PROVIDED RECORDS:
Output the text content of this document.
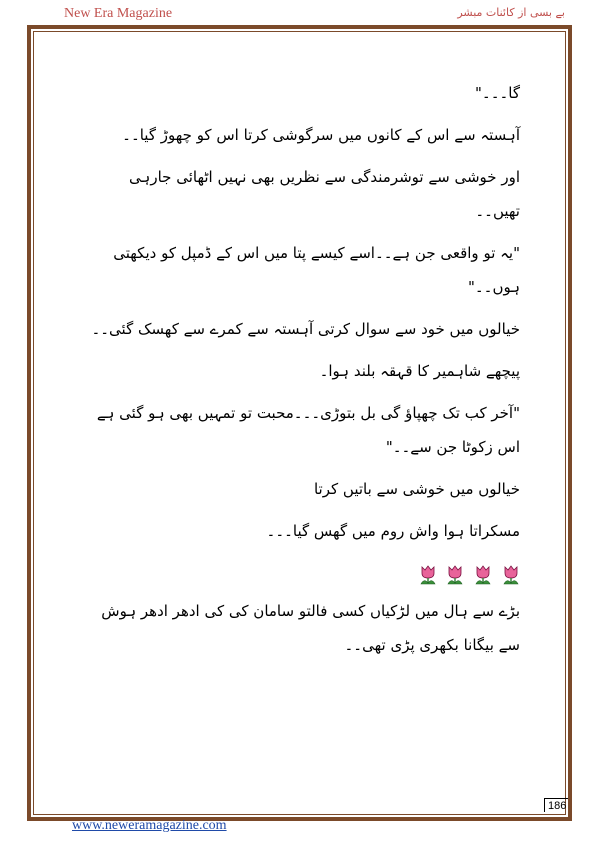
New Era Magazine	بے بسی از کائنات مبشر

گا۔۔۔"

آہستہ سے اس کے کانوں میں سرگوشی کرتا اس کو چھوڑ گیا۔۔

اور خوشی سے توشرمندگی سے نظریں بھی نہیں اٹھائی جارہی تھیں۔۔

"یہ تو واقعی جن ہے۔۔اسے کیسے پتا میں اس کے ڈمپل کو دیکھتی ہوں۔۔"

خیالوں میں خود سے سوال کرتی آہستہ سے کمرے سے کھسک گئی۔۔

پیچھے شاہمیر کا قہقہ بلند ہوا۔

"آخر کب تک چھپاؤ گی بل بتوڑی۔۔۔محبت تو تمہیں بھی ہو گئی ہے اس زکوٹا جن سے۔۔"

خیالوں میں خوشی سے باتیں کرتا

مسکراتا ہوا واش روم میں گھس گیا۔۔۔

بڑے سے ہال میں لڑکیاں کسی فالتو سامان کی کی ادھر ادھر ہوش سے بیگانا بکھری پڑی تھی۔۔

186
www.neweramagazine.com
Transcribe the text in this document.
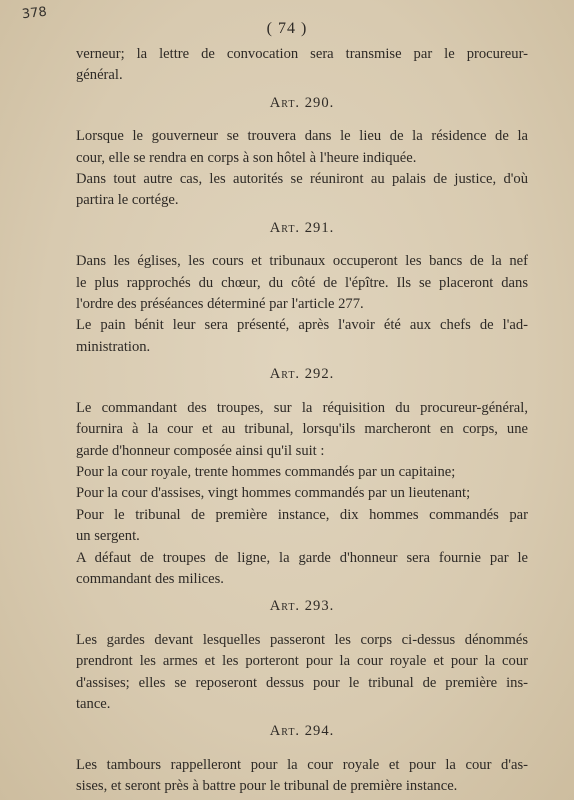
378
( 74 )

verneur; la lettre de convocation sera transmise par le procureur-
général.

Art. 290.

Lorsque le gouverneur se trouvera dans le lieu de la résidence de la
cour, elle se rendra en corps à son hôtel à l'heure indiquée.

Dans tout autre cas, les autorités se réuniront au palais de justice, d'où
partira le cortége.

Art. 291.

Dans les églises, les cours et tribunaux occuperont les bancs de la nef
le plus rapprochés du chœur, du côté de l'épître. Ils se placeront dans
l'ordre des préséances déterminé par l'article 277.

Le pain bénit leur sera présenté, après l'avoir été aux chefs de l'ad-
ministration.

Art. 292.

Le commandant des troupes, sur la réquisition du procureur-général,
fournira à la cour et au tribunal, lorsqu'ils marcheront en corps, une
garde d'honneur composée ainsi qu'il suit :

Pour la cour royale, trente hommes commandés par un capitaine;

Pour la cour d'assises, vingt hommes commandés par un lieutenant;

Pour le tribunal de première instance, dix hommes commandés par
un sergent.

A défaut de troupes de ligne, la garde d'honneur sera fournie par le
commandant des milices.

Art. 293.

Les gardes devant lesquelles passeront les corps ci-dessus dénommés
prendront les armes et les porteront pour la cour royale et pour la cour
d'assises; elles se reposeront dessus pour le tribunal de première ins-
tance.

Art. 294.

Les tambours rappelleront pour la cour royale et pour la cour d'as-
sises, et seront près à battre pour le tribunal de première instance.
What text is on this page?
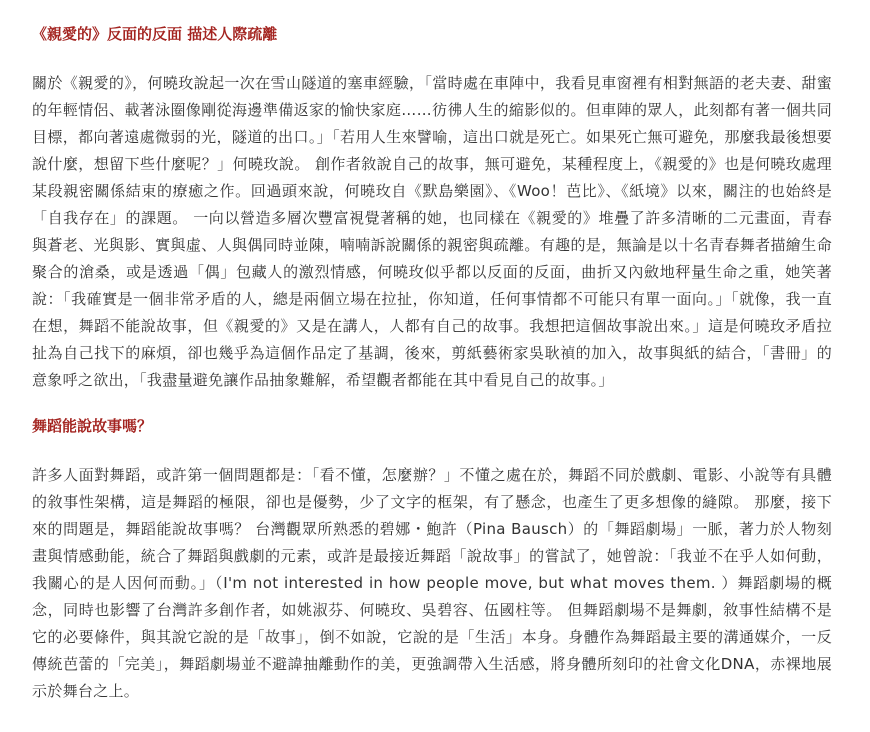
《親愛的》反面的反面 描述人際疏離

關於《親愛的》，何曉玫說起一次在雪山隧道的塞車經驗，「當時處在車陣中，我看見車窗裡有相對無語的老夫妻、甜蜜的年輕情侶、載著泳圈像剛從海邊準備返家的愉快家庭……彷彿人生的縮影似的。但車陣的眾人，此刻都有著一個共同目標，都向著遠處微弱的光，隧道的出口。」「若用人生來譬喻，這出口就是死亡。如果死亡無可避免，那麼我最後想要說什麼，想留下些什麼呢？」何曉玫說。 創作者敘說自己的故事，無可避免，某種程度上，《親愛的》也是何曉玫處理某段親密關係結束的療癒之作。回過頭來說，何曉玫自《默島樂園》、《Woo！芭比》、《紙境》以來，關注的也始終是「自我存在」的課題。 一向以營造多層次豐富視覺著稱的她，也同樣在《親愛的》堆疊了許多清晰的二元畫面，青春與蒼老、光與影、實與虛、人與偶同時並陳，喃喃訴說關係的親密與疏離。有趣的是，無論是以十名青春舞者描繪生命聚合的滄桑，或是透過「偶」包藏人的激烈情感，何曉玫似乎都以反面的反面，曲折又內斂地秤量生命之重，她笑著說：「我確實是一個非常矛盾的人，總是兩個立場在拉扯，你知道，任何事情都不可能只有單一面向。」「就像，我一直在想，舞蹈不能說故事，但《親愛的》又是在講人，人都有自己的故事。我想把這個故事說出來。」這是何曉玫矛盾拉扯為自己找下的麻煩，卻也幾乎為這個作品定了基調，後來，剪紙藝術家吳耿禎的加入，故事與紙的結合，「書冊」的意象呼之欲出，「我盡量避免讓作品抽象難解，希望觀者都能在其中看見自己的故事。」

舞蹈能說故事嗎？

許多人面對舞蹈，或許第一個問題都是：「看不懂，怎麼辦？」不懂之處在於，舞蹈不同於戲劇、電影、小說等有具體的敘事性架構，這是舞蹈的極限，卻也是優勢，少了文字的框架，有了懸念，也產生了更多想像的縫隙。 那麼，接下來的問題是，舞蹈能說故事嗎？ 台灣觀眾所熟悉的碧娜・鮑許（Pina Bausch）的「舞蹈劇場」一脈，著力於人物刻畫與情感動能，統合了舞蹈與戲劇的元素，或許是最接近舞蹈「說故事」的嘗試了，她曾說：「我並不在乎人如何動，我關心的是人因何而動。」（I'm not interested in how people move, but what moves them. ）舞蹈劇場的概念，同時也影響了台灣許多創作者，如姚淑芬、何曉玫、吳碧容、伍國柱等。 但舞蹈劇場不是舞劇，敘事性結構不是它的必要條件，與其說它說的是「故事」，倒不如說，它說的是「生活」本身。身體作為舞蹈最主要的溝通媒介，一反傳統芭蕾的「完美」，舞蹈劇場並不避諱抽離動作的美，更強調帶入生活感，將身體所刻印的社會文化DNA，赤裸地展示於舞台之上。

DIRECTIONS FOR THIS TASK:
Write out all the entries word for word, but skip any images.

EXERCISE RESULT:
Output the text content of this document.
New Era Magazine	بے بسی از کائنات مبشر

گا۔۔۔"

آہستہ سے اس کے کانوں میں سرگوشی کرتا اس کو چھوڑ گیا۔۔

اور خوشی سے توشرمندگی سے نظریں بھی نہیں اٹھائی جارہی تھیں۔۔

"یہ تو واقعی جن ہے۔۔اسے کیسے پتا میں اس کے ڈمپل کو دیکھتی ہوں۔۔"

خیالوں میں خود سے سوال کرتی آہستہ سے کمرے سے کھسک گئی۔۔

پیچھے شاہمیر کا قہقہ بلند ہوا۔

"آخر کب تک چھپاؤ گی بل بتوڑی۔۔۔محبت تو تمہیں بھی ہو گئی ہے اس زکوٹا جن سے۔۔"

خیالوں میں خوشی سے باتیں کرتا

مسکراتا ہوا واش روم میں گھس گیا۔۔۔

بڑے سے ہال میں لڑکیاں کسی فالتو سامان کی کی ادھر ادھر ہوش سے بیگانا بکھری پڑی تھی۔۔

186
www.neweramagazine.com
Transcribe the text in this document.
378
( 74 )

verneur; la lettre de convocation sera transmise par le procureur-
général.

Art. 290.

Lorsque le gouverneur se trouvera dans le lieu de la résidence de la
cour, elle se rendra en corps à son hôtel à l'heure indiquée.

Dans tout autre cas, les autorités se réuniront au palais de justice, d'où
partira le cortége.

Art. 291.

Dans les églises, les cours et tribunaux occuperont les bancs de la nef
le plus rapprochés du chœur, du côté de l'épître. Ils se placeront dans
l'ordre des préséances déterminé par l'article 277.

Le pain bénit leur sera présenté, après l'avoir été aux chefs de l'ad-
ministration.

Art. 292.

Le commandant des troupes, sur la réquisition du procureur-général,
fournira à la cour et au tribunal, lorsqu'ils marcheront en corps, une
garde d'honneur composée ainsi qu'il suit :

Pour la cour royale, trente hommes commandés par un capitaine;

Pour la cour d'assises, vingt hommes commandés par un lieutenant;

Pour le tribunal de première instance, dix hommes commandés par
un sergent.

A défaut de troupes de ligne, la garde d'honneur sera fournie par le
commandant des milices.

Art. 293.

Les gardes devant lesquelles passeront les corps ci-dessus dénommés
prendront les armes et les porteront pour la cour royale et pour la cour
d'assises; elles se reposeront dessus pour le tribunal de première ins-
tance.

Art. 294.

Les tambours rappelleront pour la cour royale et pour la cour d'as-
sises, et seront près à battre pour le tribunal de première instance.
What text is on this page?
《親愛的》反面的反面 描述人際疏離

關於《親愛的》，何曉玫說起一次在雪山隧道的塞車經驗，「當時處在車陣中，我看見車窗裡有相對無語的老夫妻、甜蜜的年輕情侶、載著泳圈像剛從海邊準備返家的愉快家庭……彷彿人生的縮影似的。但車陣的眾人，此刻都有著一個共同目標，都向著遠處微弱的光，隧道的出口。」「若用人生來譬喻，這出口就是死亡。如果死亡無可避免，那麼我最後想要說什麼，想留下些什麼呢？」何曉玫說。 創作者敘說自己的故事，無可避免，某種程度上，《親愛的》也是何曉玫處理某段親密關係結束的療癒之作。回過頭來說，何曉玫自《默島樂園》、《Woo！芭比》、《紙境》以來，關注的也始終是「自我存在」的課題。 一向以營造多層次豐富視覺著稱的她，也同樣在《親愛的》堆疊了許多清晰的二元畫面，青春與蒼老、光與影、實與虛、人與偶同時並陳，喃喃訴說關係的親密與疏離。有趣的是，無論是以十名青春舞者描繪生命聚合的滄桑，或是透過「偶」包藏人的激烈情感，何曉玫似乎都以反面的反面，曲折又內斂地秤量生命之重，她笑著說：「我確實是一個非常矛盾的人，總是兩個立場在拉扯，你知道，任何事情都不可能只有單一面向。」「就像，我一直在想，舞蹈不能說故事，但《親愛的》又是在講人，人都有自己的故事。我想把這個故事說出來。」這是何曉玫矛盾拉扯為自己找下的麻煩，卻也幾乎為這個作品定了基調，後來，剪紙藝術家吳耿禎的加入，故事與紙的結合，「書冊」的意象呼之欲出，「我盡量避免讓作品抽象難解，希望觀者都能在其中看見自己的故事。」

舞蹈能說故事嗎？

許多人面對舞蹈，或許第一個問題都是：「看不懂，怎麼辦？」不懂之處在於，舞蹈不同於戲劇、電影、小說等有具體的敘事性架構，這是舞蹈的極限，卻也是優勢，少了文字的框架，有了懸念，也產生了更多想像的縫隙。 那麼，接下來的問題是，舞蹈能說故事嗎？ 台灣觀眾所熟悉的碧娜・鮑許（Pina Bausch）的「舞蹈劇場」一脈，著力於人物刻畫與情感動能，統合了舞蹈與戲劇的元素，或許是最接近舞蹈「說故事」的嘗試了，她曾說：「我並不在乎人如何動，我關心的是人因何而動。」（I'm not interested in how people move, but what moves them. ）舞蹈劇場的概念，同時也影響了台灣許多創作者，如姚淑芬、何曉玫、吳碧容、伍國柱等。 但舞蹈劇場不是舞劇，敘事性結構不是它的必要條件，與其說它說的是「故事」，倒不如說，它說的是「生活」本身。身體作為舞蹈最主要的溝通媒介，一反傳統芭蕾的「完美」，舞蹈劇場並不避諱抽離動作的美，更強調帶入生活感，將身體所刻印的社會文化DNA，赤裸地展示於舞台之上。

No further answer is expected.